» TO BE DONE
Find the string "close" in the records. Copy every line it appears in.
━━ MATERIAL PROVIDED
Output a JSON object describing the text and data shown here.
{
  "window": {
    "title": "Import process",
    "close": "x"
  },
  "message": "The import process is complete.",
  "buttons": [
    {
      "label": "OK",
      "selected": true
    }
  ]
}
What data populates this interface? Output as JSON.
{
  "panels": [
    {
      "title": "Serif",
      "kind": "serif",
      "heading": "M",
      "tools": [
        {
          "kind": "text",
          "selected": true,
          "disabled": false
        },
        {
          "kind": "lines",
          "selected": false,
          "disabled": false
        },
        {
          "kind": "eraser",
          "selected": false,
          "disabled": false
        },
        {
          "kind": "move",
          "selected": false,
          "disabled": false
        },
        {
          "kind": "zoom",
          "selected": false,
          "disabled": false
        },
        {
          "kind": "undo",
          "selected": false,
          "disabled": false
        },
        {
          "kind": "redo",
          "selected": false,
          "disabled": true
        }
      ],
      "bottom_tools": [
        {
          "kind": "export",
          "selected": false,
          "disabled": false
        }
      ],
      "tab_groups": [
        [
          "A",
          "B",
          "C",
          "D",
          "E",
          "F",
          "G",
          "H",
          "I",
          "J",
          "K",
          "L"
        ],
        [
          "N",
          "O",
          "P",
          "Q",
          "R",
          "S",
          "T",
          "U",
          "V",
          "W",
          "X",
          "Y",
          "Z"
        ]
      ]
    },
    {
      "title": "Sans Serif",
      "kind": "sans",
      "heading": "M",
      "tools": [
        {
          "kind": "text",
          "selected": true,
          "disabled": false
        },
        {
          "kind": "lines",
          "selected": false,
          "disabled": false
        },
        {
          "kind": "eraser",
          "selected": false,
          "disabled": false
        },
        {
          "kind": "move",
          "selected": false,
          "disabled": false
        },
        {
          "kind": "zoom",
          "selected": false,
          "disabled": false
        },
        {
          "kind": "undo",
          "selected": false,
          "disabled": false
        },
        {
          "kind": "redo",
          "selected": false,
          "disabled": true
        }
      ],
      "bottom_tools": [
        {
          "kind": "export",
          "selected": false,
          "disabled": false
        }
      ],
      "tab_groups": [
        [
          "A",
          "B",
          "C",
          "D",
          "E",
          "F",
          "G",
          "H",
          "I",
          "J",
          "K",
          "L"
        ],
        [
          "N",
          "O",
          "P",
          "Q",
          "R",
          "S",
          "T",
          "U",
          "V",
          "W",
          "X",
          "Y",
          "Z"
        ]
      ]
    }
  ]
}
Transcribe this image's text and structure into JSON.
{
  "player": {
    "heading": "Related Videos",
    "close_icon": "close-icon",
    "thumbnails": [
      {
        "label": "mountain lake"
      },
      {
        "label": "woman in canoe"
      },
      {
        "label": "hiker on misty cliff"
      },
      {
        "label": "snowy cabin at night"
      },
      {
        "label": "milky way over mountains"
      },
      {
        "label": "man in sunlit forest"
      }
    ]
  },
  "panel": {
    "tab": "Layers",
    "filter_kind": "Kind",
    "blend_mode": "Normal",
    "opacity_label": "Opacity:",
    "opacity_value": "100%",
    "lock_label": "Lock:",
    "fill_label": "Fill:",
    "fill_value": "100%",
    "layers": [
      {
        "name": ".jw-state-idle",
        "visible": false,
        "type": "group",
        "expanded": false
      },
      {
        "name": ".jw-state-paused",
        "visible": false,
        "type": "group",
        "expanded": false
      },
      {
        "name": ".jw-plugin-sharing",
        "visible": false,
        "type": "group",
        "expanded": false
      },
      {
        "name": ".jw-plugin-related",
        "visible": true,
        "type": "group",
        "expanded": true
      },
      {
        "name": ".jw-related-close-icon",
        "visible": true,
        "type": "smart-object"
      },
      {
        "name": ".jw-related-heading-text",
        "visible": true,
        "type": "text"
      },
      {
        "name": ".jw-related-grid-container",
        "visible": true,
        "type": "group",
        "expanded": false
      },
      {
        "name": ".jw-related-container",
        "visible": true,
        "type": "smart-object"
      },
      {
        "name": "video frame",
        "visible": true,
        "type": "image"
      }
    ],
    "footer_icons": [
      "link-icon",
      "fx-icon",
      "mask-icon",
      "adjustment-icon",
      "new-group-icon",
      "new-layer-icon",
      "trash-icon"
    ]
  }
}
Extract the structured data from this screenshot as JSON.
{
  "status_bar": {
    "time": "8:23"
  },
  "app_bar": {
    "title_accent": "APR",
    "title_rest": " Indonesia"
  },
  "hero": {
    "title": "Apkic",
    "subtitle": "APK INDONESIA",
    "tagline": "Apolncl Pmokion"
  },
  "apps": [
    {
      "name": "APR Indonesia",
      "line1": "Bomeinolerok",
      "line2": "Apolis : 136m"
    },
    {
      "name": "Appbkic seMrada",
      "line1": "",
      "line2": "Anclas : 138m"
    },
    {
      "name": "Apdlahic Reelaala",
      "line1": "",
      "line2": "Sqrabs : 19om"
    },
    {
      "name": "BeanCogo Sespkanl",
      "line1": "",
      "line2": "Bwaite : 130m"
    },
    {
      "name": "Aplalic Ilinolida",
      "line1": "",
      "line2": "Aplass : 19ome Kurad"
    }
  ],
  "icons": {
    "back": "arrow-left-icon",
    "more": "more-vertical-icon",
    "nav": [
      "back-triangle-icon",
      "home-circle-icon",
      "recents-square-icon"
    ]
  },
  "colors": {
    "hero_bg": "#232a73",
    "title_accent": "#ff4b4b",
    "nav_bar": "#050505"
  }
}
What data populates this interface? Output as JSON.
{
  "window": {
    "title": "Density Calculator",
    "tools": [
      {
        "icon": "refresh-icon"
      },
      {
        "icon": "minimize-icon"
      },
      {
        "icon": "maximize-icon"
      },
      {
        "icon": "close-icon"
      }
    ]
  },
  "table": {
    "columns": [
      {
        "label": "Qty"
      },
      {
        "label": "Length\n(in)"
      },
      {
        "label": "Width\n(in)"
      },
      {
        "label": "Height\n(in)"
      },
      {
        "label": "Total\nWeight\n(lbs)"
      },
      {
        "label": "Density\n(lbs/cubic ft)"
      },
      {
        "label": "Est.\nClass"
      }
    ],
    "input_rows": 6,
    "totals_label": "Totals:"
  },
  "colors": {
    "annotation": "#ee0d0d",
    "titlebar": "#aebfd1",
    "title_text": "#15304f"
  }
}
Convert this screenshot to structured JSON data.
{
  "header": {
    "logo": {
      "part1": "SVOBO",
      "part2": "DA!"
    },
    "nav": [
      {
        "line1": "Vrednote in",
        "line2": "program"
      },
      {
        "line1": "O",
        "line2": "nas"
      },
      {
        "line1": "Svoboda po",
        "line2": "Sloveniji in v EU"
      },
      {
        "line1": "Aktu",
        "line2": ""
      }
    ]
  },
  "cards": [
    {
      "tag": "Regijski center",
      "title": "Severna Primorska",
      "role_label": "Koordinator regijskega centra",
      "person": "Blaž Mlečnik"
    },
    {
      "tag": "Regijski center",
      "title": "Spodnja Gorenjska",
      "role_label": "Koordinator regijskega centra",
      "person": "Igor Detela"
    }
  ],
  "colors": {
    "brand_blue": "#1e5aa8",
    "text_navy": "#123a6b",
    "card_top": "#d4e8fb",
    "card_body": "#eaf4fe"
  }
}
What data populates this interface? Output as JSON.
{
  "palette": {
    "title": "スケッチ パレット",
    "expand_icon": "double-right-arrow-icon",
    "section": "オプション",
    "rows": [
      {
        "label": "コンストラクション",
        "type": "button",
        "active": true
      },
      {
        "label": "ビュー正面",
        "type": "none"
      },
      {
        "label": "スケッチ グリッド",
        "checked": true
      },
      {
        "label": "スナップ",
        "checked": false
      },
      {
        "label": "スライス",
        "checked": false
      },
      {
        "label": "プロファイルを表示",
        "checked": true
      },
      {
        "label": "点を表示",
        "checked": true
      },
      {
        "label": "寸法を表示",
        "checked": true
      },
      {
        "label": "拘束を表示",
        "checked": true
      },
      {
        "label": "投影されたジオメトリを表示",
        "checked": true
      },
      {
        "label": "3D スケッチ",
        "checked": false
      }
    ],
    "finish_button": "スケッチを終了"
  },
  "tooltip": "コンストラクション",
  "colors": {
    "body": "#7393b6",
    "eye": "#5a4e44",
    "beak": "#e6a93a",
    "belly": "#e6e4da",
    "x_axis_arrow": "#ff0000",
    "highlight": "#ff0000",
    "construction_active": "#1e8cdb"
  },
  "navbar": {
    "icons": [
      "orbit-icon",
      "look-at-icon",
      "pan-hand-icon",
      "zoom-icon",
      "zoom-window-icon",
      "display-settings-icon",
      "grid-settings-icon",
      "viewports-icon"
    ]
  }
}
━━━━
» RESULT
    "close": "x"
    "close_icon": "close-icon",
        "name": ".jw-related-close-icon",
        "icon": "close-icon"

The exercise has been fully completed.